__Source data__:

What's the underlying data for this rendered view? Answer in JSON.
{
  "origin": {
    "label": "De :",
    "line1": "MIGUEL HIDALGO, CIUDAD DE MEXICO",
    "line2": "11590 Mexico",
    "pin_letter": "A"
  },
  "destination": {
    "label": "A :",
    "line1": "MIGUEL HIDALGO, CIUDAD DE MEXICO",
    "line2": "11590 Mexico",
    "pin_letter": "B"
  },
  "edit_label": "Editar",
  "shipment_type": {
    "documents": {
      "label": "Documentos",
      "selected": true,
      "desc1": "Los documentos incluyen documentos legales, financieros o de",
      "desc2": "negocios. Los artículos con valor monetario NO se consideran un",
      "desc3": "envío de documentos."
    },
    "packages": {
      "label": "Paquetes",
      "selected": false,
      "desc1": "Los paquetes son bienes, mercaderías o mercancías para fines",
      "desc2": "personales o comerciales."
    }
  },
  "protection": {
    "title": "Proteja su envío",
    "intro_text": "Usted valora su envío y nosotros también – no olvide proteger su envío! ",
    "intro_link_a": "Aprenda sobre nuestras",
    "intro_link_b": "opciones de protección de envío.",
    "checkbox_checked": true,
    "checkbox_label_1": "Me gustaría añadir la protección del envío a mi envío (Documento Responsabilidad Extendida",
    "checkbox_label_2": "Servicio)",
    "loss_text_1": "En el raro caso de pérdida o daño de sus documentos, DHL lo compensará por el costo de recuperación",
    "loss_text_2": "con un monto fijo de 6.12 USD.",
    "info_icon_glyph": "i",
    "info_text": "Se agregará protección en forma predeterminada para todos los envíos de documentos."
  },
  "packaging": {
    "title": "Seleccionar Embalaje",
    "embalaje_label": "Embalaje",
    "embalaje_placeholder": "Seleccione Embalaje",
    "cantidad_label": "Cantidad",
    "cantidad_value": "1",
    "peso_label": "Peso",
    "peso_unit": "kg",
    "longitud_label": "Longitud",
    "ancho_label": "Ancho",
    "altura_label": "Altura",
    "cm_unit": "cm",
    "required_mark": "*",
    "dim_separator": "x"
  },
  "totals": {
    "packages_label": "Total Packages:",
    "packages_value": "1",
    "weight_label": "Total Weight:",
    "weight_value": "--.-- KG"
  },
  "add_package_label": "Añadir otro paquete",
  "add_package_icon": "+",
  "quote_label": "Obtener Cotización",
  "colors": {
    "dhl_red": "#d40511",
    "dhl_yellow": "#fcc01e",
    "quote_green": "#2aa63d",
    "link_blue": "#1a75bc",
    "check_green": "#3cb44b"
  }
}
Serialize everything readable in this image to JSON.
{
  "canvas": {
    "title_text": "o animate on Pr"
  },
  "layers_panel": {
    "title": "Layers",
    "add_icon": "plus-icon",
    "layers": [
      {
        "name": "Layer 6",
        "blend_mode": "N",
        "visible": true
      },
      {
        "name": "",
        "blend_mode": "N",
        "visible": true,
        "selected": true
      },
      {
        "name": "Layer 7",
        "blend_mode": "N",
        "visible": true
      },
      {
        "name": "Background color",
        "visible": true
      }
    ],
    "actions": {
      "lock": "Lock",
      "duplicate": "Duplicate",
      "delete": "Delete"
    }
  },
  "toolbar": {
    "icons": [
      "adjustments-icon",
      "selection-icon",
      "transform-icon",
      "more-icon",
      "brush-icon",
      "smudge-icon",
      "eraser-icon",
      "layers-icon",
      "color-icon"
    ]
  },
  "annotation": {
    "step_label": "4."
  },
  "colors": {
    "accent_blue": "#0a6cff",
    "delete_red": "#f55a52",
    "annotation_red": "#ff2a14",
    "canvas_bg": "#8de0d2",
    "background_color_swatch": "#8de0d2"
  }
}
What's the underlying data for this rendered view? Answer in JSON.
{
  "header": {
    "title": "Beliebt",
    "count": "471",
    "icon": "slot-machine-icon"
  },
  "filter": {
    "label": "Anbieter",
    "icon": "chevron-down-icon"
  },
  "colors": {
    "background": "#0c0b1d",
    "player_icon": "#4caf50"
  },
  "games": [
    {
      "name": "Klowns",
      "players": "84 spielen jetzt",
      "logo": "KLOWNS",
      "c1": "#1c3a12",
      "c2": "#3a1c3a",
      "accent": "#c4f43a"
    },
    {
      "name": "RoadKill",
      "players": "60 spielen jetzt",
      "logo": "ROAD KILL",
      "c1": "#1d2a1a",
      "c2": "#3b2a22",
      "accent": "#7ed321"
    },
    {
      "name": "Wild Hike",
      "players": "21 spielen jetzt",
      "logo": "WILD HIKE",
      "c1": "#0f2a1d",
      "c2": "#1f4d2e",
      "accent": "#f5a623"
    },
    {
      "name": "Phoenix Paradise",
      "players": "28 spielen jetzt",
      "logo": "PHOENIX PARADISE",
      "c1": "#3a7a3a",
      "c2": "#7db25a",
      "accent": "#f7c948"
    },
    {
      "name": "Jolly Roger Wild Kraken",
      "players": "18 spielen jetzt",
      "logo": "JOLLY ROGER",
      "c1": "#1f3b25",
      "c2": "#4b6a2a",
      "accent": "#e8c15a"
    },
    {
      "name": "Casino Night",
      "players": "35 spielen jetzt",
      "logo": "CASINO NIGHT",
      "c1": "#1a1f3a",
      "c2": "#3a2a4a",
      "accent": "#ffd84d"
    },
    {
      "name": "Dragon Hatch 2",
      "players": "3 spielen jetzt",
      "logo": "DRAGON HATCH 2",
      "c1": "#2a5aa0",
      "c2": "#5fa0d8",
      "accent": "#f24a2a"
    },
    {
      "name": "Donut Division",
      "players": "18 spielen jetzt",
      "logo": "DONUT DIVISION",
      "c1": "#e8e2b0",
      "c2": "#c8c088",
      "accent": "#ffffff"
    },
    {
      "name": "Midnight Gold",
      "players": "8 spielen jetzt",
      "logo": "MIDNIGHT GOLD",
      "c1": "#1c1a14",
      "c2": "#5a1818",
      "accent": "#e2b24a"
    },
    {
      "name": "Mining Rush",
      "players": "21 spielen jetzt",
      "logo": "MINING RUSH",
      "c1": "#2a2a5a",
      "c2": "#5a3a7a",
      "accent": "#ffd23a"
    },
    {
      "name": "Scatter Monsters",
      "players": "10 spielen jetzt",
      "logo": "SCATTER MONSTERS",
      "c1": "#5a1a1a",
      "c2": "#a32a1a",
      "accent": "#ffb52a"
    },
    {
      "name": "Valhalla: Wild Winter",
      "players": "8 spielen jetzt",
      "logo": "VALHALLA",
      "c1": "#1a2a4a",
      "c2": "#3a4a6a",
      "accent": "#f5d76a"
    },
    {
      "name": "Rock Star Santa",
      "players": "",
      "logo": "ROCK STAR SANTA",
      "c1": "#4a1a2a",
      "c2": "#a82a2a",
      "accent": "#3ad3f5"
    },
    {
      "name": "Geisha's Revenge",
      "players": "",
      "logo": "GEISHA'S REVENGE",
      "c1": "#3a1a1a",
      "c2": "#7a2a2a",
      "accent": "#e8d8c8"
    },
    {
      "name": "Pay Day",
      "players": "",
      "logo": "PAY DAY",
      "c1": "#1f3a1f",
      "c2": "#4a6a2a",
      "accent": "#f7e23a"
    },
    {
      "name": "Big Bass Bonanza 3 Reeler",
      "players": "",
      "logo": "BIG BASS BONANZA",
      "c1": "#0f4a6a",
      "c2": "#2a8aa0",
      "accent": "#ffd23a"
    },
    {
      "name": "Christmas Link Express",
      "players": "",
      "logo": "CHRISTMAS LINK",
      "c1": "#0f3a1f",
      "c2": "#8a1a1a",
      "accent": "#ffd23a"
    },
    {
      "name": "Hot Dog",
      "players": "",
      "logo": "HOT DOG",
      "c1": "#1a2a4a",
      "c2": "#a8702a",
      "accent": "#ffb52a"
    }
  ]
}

__What is needed__:
Extract each entry in full, exactly as given.

__Response to the task__:
What's the underlying data for this rendered view? Answer in JSON.
{
  "origin": {
    "label": "De :",
    "line1": "MIGUEL HIDALGO, CIUDAD DE MEXICO",
    "line2": "11590 Mexico",
    "pin_letter": "A"
  },
  "destination": {
    "label": "A :",
    "line1": "MIGUEL HIDALGO, CIUDAD DE MEXICO",
    "line2": "11590 Mexico",
    "pin_letter": "B"
  },
  "edit_label": "Editar",
  "shipment_type": {
    "documents": {
      "label": "Documentos",
      "selected": true,
      "desc1": "Los documentos incluyen documentos legales, financieros o de",
      "desc2": "negocios. Los artículos con valor monetario NO se consideran un",
      "desc3": "envío de documentos."
    },
    "packages": {
      "label": "Paquetes",
      "selected": false,
      "desc1": "Los paquetes son bienes, mercaderías o mercancías para fines",
      "desc2": "personales o comerciales."
    }
  },
  "protection": {
    "title": "Proteja su envío",
    "intro_text": "Usted valora su envío y nosotros también – no olvide proteger su envío! ",
    "intro_link_a": "Aprenda sobre nuestras",
    "intro_link_b": "opciones de protección de envío.",
    "checkbox_checked": true,
    "checkbox_label_1": "Me gustaría añadir la protección del envío a mi envío (Documento Responsabilidad Extendida",
    "checkbox_label_2": "Servicio)",
    "loss_text_1": "En el raro caso de pérdida o daño de sus documentos, DHL lo compensará por el costo de recuperación",
    "loss_text_2": "con un monto fijo de 6.12 USD.",
    "info_icon_glyph": "i",
    "info_text": "Se agregará protección en forma predeterminada para todos los envíos de documentos."
  },
  "packaging": {
    "title": "Seleccionar Embalaje",
    "embalaje_label": "Embalaje",
    "embalaje_placeholder": "Seleccione Embalaje",
    "cantidad_label": "Cantidad",
    "cantidad_value": "1",
    "peso_label": "Peso",
    "peso_unit": "kg",
    "longitud_label": "Longitud",
    "ancho_label": "Ancho",
    "altura_label": "Altura",
    "cm_unit": "cm",
    "required_mark": "*",
    "dim_separator": "x"
  },
  "totals": {
    "packages_label": "Total Packages:",
    "packages_value": "1",
    "weight_label": "Total Weight:",
    "weight_value": "--.-- KG"
  },
  "add_package_label": "Añadir otro paquete",
  "add_package_icon": "+",
  "quote_label": "Obtener Cotización",
  "colors": {
    "dhl_red": "#d40511",
    "dhl_yellow": "#fcc01e",
    "quote_green": "#2aa63d",
    "link_blue": "#1a75bc",
    "check_green": "#3cb44b"
  }
}
Serialize everything readable in this image to JSON.
{
  "canvas": {
    "title_text": "o animate on Pr"
  },
  "layers_panel": {
    "title": "Layers",
    "add_icon": "plus-icon",
    "layers": [
      {
        "name": "Layer 6",
        "blend_mode": "N",
        "visible": true
      },
      {
        "name": "",
        "blend_mode": "N",
        "visible": true,
        "selected": true
      },
      {
        "name": "Layer 7",
        "blend_mode": "N",
        "visible": true
      },
      {
        "name": "Background color",
        "visible": true
      }
    ],
    "actions": {
      "lock": "Lock",
      "duplicate": "Duplicate",
      "delete": "Delete"
    }
  },
  "toolbar": {
    "icons": [
      "adjustments-icon",
      "selection-icon",
      "transform-icon",
      "more-icon",
      "brush-icon",
      "smudge-icon",
      "eraser-icon",
      "layers-icon",
      "color-icon"
    ]
  },
  "annotation": {
    "step_label": "4."
  },
  "colors": {
    "accent_blue": "#0a6cff",
    "delete_red": "#f55a52",
    "annotation_red": "#ff2a14",
    "canvas_bg": "#8de0d2",
    "background_color_swatch": "#8de0d2"
  }
}
What's the underlying data for this rendered view? Answer in JSON.
{
  "header": {
    "title": "Beliebt",
    "count": "471",
    "icon": "slot-machine-icon"
  },
  "filter": {
    "label": "Anbieter",
    "icon": "chevron-down-icon"
  },
  "colors": {
    "background": "#0c0b1d",
    "player_icon": "#4caf50"
  },
  "games": [
    {
      "name": "Klowns",
      "players": "84 spielen jetzt",
      "logo": "KLOWNS",
      "c1": "#1c3a12",
      "c2": "#3a1c3a",
      "accent": "#c4f43a"
    },
    {
      "name": "RoadKill",
      "players": "60 spielen jetzt",
      "logo": "ROAD KILL",
      "c1": "#1d2a1a",
      "c2": "#3b2a22",
      "accent": "#7ed321"
    },
    {
      "name": "Wild Hike",
      "players": "21 spielen jetzt",
      "logo": "WILD HIKE",
      "c1": "#0f2a1d",
      "c2": "#1f4d2e",
      "accent": "#f5a623"
    },
    {
      "name": "Phoenix Paradise",
      "players": "28 spielen jetzt",
      "logo": "PHOENIX PARADISE",
      "c1": "#3a7a3a",
      "c2": "#7db25a",
      "accent": "#f7c948"
    },
    {
      "name": "Jolly Roger Wild Kraken",
      "players": "18 spielen jetzt",
      "logo": "JOLLY ROGER",
      "c1": "#1f3b25",
      "c2": "#4b6a2a",
      "accent": "#e8c15a"
    },
    {
      "name": "Casino Night",
      "players": "35 spielen jetzt",
      "logo": "CASINO NIGHT",
      "c1": "#1a1f3a",
      "c2": "#3a2a4a",
      "accent": "#ffd84d"
    },
    {
      "name": "Dragon Hatch 2",
      "players": "3 spielen jetzt",
      "logo": "DRAGON HATCH 2",
      "c1": "#2a5aa0",
      "c2": "#5fa0d8",
      "accent": "#f24a2a"
    },
    {
      "name": "Donut Division",
      "players": "18 spielen jetzt",
      "logo": "DONUT DIVISION",
      "c1": "#e8e2b0",
      "c2": "#c8c088",
      "accent": "#ffffff"
    },
    {
      "name": "Midnight Gold",
      "players": "8 spielen jetzt",
      "logo": "MIDNIGHT GOLD",
      "c1": "#1c1a14",
      "c2": "#5a1818",
      "accent": "#e2b24a"
    },
    {
      "name": "Mining Rush",
      "players": "21 spielen jetzt",
      "logo": "MINING RUSH",
      "c1": "#2a2a5a",
      "c2": "#5a3a7a",
      "accent": "#ffd23a"
    },
    {
      "name": "Scatter Monsters",
      "players": "10 spielen jetzt",
      "logo": "SCATTER MONSTERS",
      "c1": "#5a1a1a",
      "c2": "#a32a1a",
      "accent": "#ffb52a"
    },
    {
      "name": "Valhalla: Wild Winter",
      "players": "8 spielen jetzt",
      "logo": "VALHALLA",
      "c1": "#1a2a4a",
      "c2": "#3a4a6a",
      "accent": "#f5d76a"
    },
    {
      "name": "Rock Star Santa",
      "players": "",
      "logo": "ROCK STAR SANTA",
      "c1": "#4a1a2a",
      "c2": "#a82a2a",
      "accent": "#3ad3f5"
    },
    {
      "name": "Geisha's Revenge",
      "players": "",
      "logo": "GEISHA'S REVENGE",
      "c1": "#3a1a1a",
      "c2": "#7a2a2a",
      "accent": "#e8d8c8"
    },
    {
      "name": "Pay Day",
      "players": "",
      "logo": "PAY DAY",
      "c1": "#1f3a1f",
      "c2": "#4a6a2a",
      "accent": "#f7e23a"
    },
    {
      "name": "Big Bass Bonanza 3 Reeler",
      "players": "",
      "logo": "BIG BASS BONANZA",
      "c1": "#0f4a6a",
      "c2": "#2a8aa0",
      "accent": "#ffd23a"
    },
    {
      "name": "Christmas Link Express",
      "players": "",
      "logo": "CHRISTMAS LINK",
      "c1": "#0f3a1f",
      "c2": "#8a1a1a",
      "accent": "#ffd23a"
    },
    {
      "name": "Hot Dog",
      "players": "",
      "logo": "HOT DOG",
      "c1": "#1a2a4a",
      "c2": "#a8702a",
      "accent": "#ffb52a"
    }
  ]
}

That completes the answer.